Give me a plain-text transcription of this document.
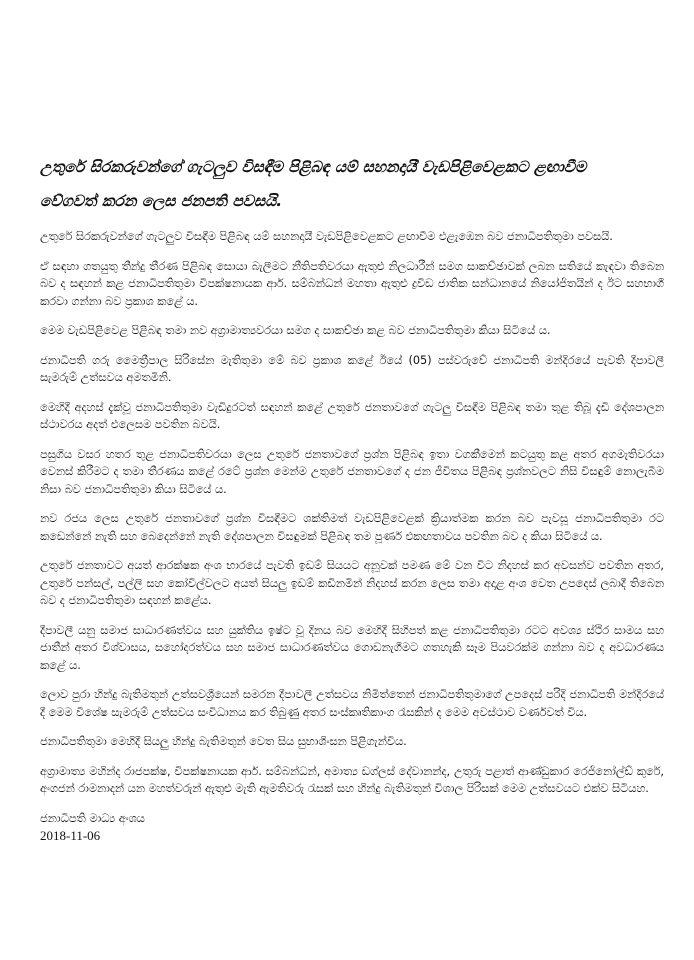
උතුරේ සිරකරුවන්ගේ ගැටලුව විසඳීම පිළිබඳ යම් සහනදායී වැඩපිළිවෙළකට ළඟාවීම වේගවත් කරන ලෙස ජනපති පවසයි.

උතුරේ සිරකරුවන්ගේ ගැටලුව විසඳීම පිළිබඳ යම් සහනදායී වැඩපිළිවෙළකට ළඟාවීම එළැඹෙන බව ජනාධිපතිතුමා පවසයි.

ඒ සඳහා ගතයුතු තීන්දු තීරණ පිළිබඳ සොයා බැලීමට නීතිපතිවරයා ඇතුළු නිලධාරීන් සමග සාකච්ඡාවක් ලබන සතියේ කැඳවා තිබෙන බව ද සඳහන් කළ ජනාධිපතිතුමා විපක්ෂනායක ආර්. සම්බන්ධන් මහතා ඇතුළු ද්‍රවිඩ ජාතික සන්ධානයේ නියෝජිතයින් ද ඊට සහභාගී කරවා ගන්නා බව ප්‍රකාශ කළේ ය.

මෙම වැඩපිළිවෙළ පිළිබඳ තමා නව අග්‍රාමාත්‍යවරයා සමග ද සාකච්ඡා කළ බව ජනාධිපතිතුමා කියා සිටියේ ය.

ජනාධිපති ගරු මෛත්‍රීපාල සිරිසේන මැතිතුමා මේ බව ප්‍රකාශ කළේ ඊයේ (05) පස්වරුවේ ජනාධිපති මන්දිරයේ පැවති දීපාවලී සැමරුම් උත්සවය අමතමිනි.

මෙහිදී අදහස් දැක්වූ ජනාධිපතිතුමා වැඩිදුරටත් සඳහන් කළේ උතුරේ ජනතාවගේ ගැටලු විසඳීම පිළිබඳ තමා තුළ තිබූ දැඩි දේශපාලන ස්ථාවරය අදත් එලෙසම පවතින බවයි.

පසුගිය වසර හතර තුළ ජනාධිපතිවරයා ලෙස උතුරේ ජනතාවගේ ප්‍රශ්න පිළිබඳ ඉතා වගකීමෙන් කටයුතු කළ අතර අගමැතිවරයා වෙනස් කිරීමට ද තමා තීරණය කළේ රටේ ප්‍රශ්න මෙන්ම උතුරේ ජනතාවගේ ද ජන ජීවිතය පිළිබඳ ප්‍රශ්නවලට නිසි විසඳුම් නොලැබීම නිසා බව ජනාධිපතිතුමා කියා සිටියේ ය.

නව රජය ලෙස උතුරේ ජනතාවගේ ප්‍රශ්න විසඳීමට ශක්තිමත් වැඩපිළිවෙළක් ක්‍රියාත්මක කරන බව පැවසූ ජනාධිපතිතුමා රට කඩෙන්නේ නැති සහ බෙදෙන්නේ නැති දේශපාලන විසඳුමක් පිළිබඳ තම පූර්ණ එකඟතාවය පවතින බව ද කියා සිටියේ ය.

උතුරේ ජනතාවට අයත් ආරක්ෂක අංශ භාරයේ පැවති ඉඩම් සියයට අනූවක් පමණ මේ වන විට නිදහස් කර අවසන්ව පවතින අතර, උතුරේ පන්සල්, පල්ලි සහ කෝවිල්වලට අයත් සියලු ඉඩම් කඩිනමින් නිදහස් කරන ලෙස තමා අදාළ අංශ වෙත උපදෙස් ලබාදී තිබෙන බව ද ජනාධිපතිතුමා සඳහන් කළේය.

දීපාවලී යනු සමාජ සාධාරණත්වය සහ යුක්තිය ඉෂ්ට වූ දිනය බව මෙහිදී සිහිපත් කළ ජනාධිපතිතුමා රටට අවශ්‍ය ස්ථිර සාමය සහ ජාතීන් අතර විශ්වාසය, සහෝදරත්වය සහ සමාජ සාධාරණත්වය ගොඩනැගීමට ගතහැකි සෑම පියවරක්ම ගන්නා බව ද අවධාරණය කළේ ය.

ලොව පුරා හින්දු බැතිමතුන් උත්සවශ්‍රීයෙන් සමරන දීපාවලී උත්සවය නිමිත්තෙන් ජනාධිපතිතුමාගේ උපදෙස් පරිදි ජනාධිපති මන්දිරයේ දී මෙම විශේෂ සැමරුම් උත්සවය සංවිධානය කර තිබුණු අතර සංස්කෘතිකාංග රැසකින් ද මෙම අවස්ථාව වර්ණවත් විය.

ජනාධිපතිතුමා මෙහිදී සියලු හින්දු බැතිමතුන් වෙත සිය සුභාශිංසන පිළිගැන්විය.

අග්‍රාමාත්‍ය මහින්ද රාජපක්ෂ, විපක්ෂනායක ආර්. සම්බන්ධන්, අමාත්‍ය ඩග්ලස් දේවානන්ද, උතුරු පළාත් ආණ්ඩුකාර රෙජිනෝල්ඩ් කුරේ, අංගජන් රාමනාදන් යන මහත්වරුන් ඇතුළු මැති ඇමතිවරු රැසක් සහ හින්දු බැතිමතුන් විශාල පිරිසක් මෙම උත්සවයට එක්ව සිටියහ.

ජනාධිපති මාධ්‍ය අංශය

2018-11-06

EXERCISE PROMPT | Look through the records and gather each line with the word "සහනද".

RESULT OF THE TASK |
උතුරේ සිරකරුවන්ගේ ගැටලුව විසඳීම පිළිබඳ යම් සහනදායී වැඩපිළිවෙළකට ළඟාවීම වේගවත් කරන ලෙස ජනපති පවසයි.
උතුරේ සිරකරුවන්ගේ ගැටලුව විසඳීම පිළිබඳ යම් සහනදායී වැඩපිළිවෙළකට ළඟාවීම එළැඹෙන බව ජනාධිපතිතුමා පවසයි.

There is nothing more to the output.